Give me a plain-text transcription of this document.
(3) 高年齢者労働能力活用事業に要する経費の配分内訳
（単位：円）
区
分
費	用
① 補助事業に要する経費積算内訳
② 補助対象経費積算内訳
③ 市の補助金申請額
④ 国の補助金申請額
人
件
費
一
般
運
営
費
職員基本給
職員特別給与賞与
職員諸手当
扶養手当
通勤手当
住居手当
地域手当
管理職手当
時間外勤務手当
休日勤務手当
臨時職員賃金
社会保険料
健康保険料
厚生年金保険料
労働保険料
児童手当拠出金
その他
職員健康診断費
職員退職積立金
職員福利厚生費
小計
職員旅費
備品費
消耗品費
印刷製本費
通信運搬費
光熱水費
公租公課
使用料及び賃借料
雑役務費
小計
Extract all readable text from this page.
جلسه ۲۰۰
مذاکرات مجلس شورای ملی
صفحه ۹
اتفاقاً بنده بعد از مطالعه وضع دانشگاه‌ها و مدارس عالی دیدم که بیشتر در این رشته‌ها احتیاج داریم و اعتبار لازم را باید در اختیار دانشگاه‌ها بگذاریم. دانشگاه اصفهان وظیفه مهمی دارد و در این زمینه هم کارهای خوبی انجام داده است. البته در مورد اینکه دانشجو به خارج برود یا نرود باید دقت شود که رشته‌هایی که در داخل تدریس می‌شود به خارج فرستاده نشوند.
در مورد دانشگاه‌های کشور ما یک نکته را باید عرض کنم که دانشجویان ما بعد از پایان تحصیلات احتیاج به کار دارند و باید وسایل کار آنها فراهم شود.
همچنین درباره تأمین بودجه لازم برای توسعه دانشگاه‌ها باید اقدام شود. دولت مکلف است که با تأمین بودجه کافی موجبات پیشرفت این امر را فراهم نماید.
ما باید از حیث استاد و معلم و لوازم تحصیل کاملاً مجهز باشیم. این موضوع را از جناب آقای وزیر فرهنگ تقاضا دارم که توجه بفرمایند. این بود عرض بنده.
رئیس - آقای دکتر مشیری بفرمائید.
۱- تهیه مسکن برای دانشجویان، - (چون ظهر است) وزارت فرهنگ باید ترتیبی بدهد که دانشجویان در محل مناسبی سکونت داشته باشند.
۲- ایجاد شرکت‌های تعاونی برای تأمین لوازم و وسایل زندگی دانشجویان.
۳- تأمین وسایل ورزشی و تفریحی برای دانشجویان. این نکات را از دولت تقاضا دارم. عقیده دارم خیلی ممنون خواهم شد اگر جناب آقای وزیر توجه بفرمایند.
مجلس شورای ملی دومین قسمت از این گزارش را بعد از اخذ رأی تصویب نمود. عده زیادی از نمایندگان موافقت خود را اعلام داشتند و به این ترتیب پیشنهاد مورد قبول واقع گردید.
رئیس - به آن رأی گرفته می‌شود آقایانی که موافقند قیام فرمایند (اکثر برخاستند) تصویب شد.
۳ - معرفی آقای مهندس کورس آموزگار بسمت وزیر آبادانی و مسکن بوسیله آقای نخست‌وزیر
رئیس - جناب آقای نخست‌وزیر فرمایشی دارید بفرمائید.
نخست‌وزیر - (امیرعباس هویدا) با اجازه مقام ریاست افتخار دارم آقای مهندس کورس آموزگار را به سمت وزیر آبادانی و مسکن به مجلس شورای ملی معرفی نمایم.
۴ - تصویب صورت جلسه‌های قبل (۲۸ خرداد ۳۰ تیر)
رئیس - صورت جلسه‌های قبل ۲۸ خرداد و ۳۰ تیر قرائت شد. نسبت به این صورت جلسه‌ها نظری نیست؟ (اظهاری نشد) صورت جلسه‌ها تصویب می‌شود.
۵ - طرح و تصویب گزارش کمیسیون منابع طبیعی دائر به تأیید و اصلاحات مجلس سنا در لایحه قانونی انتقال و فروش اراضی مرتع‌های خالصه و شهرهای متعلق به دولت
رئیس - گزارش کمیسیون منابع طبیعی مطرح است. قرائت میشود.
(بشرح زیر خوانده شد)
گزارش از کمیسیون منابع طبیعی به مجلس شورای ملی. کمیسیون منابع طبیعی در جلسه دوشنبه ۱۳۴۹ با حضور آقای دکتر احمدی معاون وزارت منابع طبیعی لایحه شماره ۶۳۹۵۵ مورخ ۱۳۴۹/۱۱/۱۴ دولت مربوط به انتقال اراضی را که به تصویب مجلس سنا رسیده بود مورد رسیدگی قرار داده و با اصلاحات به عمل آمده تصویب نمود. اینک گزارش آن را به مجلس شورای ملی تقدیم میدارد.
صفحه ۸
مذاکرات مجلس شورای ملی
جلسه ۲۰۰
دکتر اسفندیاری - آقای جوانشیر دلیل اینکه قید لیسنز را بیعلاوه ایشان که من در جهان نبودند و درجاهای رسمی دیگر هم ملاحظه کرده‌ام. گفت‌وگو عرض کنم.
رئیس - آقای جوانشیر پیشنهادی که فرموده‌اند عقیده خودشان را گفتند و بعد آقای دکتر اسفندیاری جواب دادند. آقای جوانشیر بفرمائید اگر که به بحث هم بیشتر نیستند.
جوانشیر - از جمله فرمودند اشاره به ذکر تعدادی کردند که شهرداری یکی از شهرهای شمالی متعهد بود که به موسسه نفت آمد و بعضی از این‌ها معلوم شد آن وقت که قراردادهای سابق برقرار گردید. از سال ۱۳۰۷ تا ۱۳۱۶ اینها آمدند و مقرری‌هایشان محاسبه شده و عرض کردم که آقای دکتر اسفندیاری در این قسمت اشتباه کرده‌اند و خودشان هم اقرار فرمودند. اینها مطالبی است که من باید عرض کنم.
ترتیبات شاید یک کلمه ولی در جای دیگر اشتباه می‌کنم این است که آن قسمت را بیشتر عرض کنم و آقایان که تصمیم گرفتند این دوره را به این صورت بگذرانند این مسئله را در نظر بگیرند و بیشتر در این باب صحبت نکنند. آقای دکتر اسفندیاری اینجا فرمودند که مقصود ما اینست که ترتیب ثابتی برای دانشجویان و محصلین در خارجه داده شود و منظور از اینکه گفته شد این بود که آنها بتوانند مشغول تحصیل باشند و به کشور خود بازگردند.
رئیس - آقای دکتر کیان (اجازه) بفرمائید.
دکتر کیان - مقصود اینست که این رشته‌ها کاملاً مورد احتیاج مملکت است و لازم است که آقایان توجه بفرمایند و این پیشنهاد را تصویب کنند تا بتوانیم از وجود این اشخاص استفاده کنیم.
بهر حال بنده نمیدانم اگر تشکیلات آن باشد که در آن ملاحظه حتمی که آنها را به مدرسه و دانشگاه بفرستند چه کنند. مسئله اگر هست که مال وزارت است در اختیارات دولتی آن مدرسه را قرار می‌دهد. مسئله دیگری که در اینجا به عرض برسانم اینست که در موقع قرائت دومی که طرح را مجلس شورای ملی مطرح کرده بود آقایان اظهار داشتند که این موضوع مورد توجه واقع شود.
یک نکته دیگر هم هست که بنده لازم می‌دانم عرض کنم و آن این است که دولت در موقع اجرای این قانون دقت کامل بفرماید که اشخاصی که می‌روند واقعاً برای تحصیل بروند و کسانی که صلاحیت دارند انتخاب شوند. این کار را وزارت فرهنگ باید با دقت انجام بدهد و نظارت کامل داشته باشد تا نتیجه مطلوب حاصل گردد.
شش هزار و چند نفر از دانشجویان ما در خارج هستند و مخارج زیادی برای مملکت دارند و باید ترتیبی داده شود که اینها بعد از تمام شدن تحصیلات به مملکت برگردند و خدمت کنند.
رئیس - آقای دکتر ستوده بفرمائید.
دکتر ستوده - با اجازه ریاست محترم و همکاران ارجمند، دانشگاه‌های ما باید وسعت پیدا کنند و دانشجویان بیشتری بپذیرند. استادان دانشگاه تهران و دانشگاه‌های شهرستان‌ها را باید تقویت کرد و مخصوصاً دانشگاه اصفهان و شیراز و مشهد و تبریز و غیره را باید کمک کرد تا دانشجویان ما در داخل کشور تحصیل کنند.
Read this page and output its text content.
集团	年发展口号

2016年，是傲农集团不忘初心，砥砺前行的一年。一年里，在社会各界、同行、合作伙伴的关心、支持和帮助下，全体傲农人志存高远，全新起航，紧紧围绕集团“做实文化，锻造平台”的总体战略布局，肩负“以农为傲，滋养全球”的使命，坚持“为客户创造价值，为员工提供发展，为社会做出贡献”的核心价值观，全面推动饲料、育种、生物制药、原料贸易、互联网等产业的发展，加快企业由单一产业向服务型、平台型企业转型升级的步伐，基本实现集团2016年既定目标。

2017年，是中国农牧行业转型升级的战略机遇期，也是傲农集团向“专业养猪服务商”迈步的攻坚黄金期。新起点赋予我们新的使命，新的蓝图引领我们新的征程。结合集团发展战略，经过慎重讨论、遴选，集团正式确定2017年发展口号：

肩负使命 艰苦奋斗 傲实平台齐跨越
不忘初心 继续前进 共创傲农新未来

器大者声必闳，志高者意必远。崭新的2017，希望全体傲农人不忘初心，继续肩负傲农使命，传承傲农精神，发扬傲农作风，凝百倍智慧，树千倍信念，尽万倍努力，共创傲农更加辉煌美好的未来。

* * * *

Task prompt
Filter the records down to the lines that contain the string "اسفندیاری", and copy those lines.

Correct output
دکتر اسفندیاری - آقای جوانشیر دلیل اینکه قید لیسنز را بیعلاوه ایشان که من در جهان نبودند و درجاهای رسمی دیگر هم ملاحظه کرده‌ام. گفت‌وگو عرض کنم.
رئیس - آقای جوانشیر پیشنهادی که فرموده‌اند عقیده خودشان را گفتند و بعد آقای دکتر اسفندیاری جواب دادند. آقای جوانشیر بفرمائید اگر که به بحث هم بیشتر نیستند.
جوانشیر - از جمله فرمودند اشاره به ذکر تعدادی کردند که شهرداری یکی از شهرهای شمالی متعهد بود که به موسسه نفت آمد و بعضی از این‌ها معلوم شد آن وقت که قراردادهای سابق برقرار گردید. از سال ۱۳۰۷ تا ۱۳۱۶ اینها آمدند و مقرری‌هایشان محاسبه شده و عرض کردم که آقای دکتر اسفندیاری در این قسمت اشتباه کرده‌اند و خودشان هم اقرار فرمودند. اینها مطالبی است که من باید عرض کنم.
ترتیبات شاید یک کلمه ولی در جای دیگر اشتباه می‌کنم این است که آن قسمت را بیشتر عرض کنم و آقایان که تصمیم گرفتند این دوره را به این صورت بگذرانند این مسئله را در نظر بگیرند و بیشتر در این باب صحبت نکنند. آقای دکتر اسفندیاری اینجا فرمودند که مقصود ما اینست که ترتیب ثابتی برای دانشجویان و محصلین در خارجه داده شود و منظور از اینکه گفته شد این بود که آنها بتوانند مشغول تحصیل باشند و به کشور خود بازگردند.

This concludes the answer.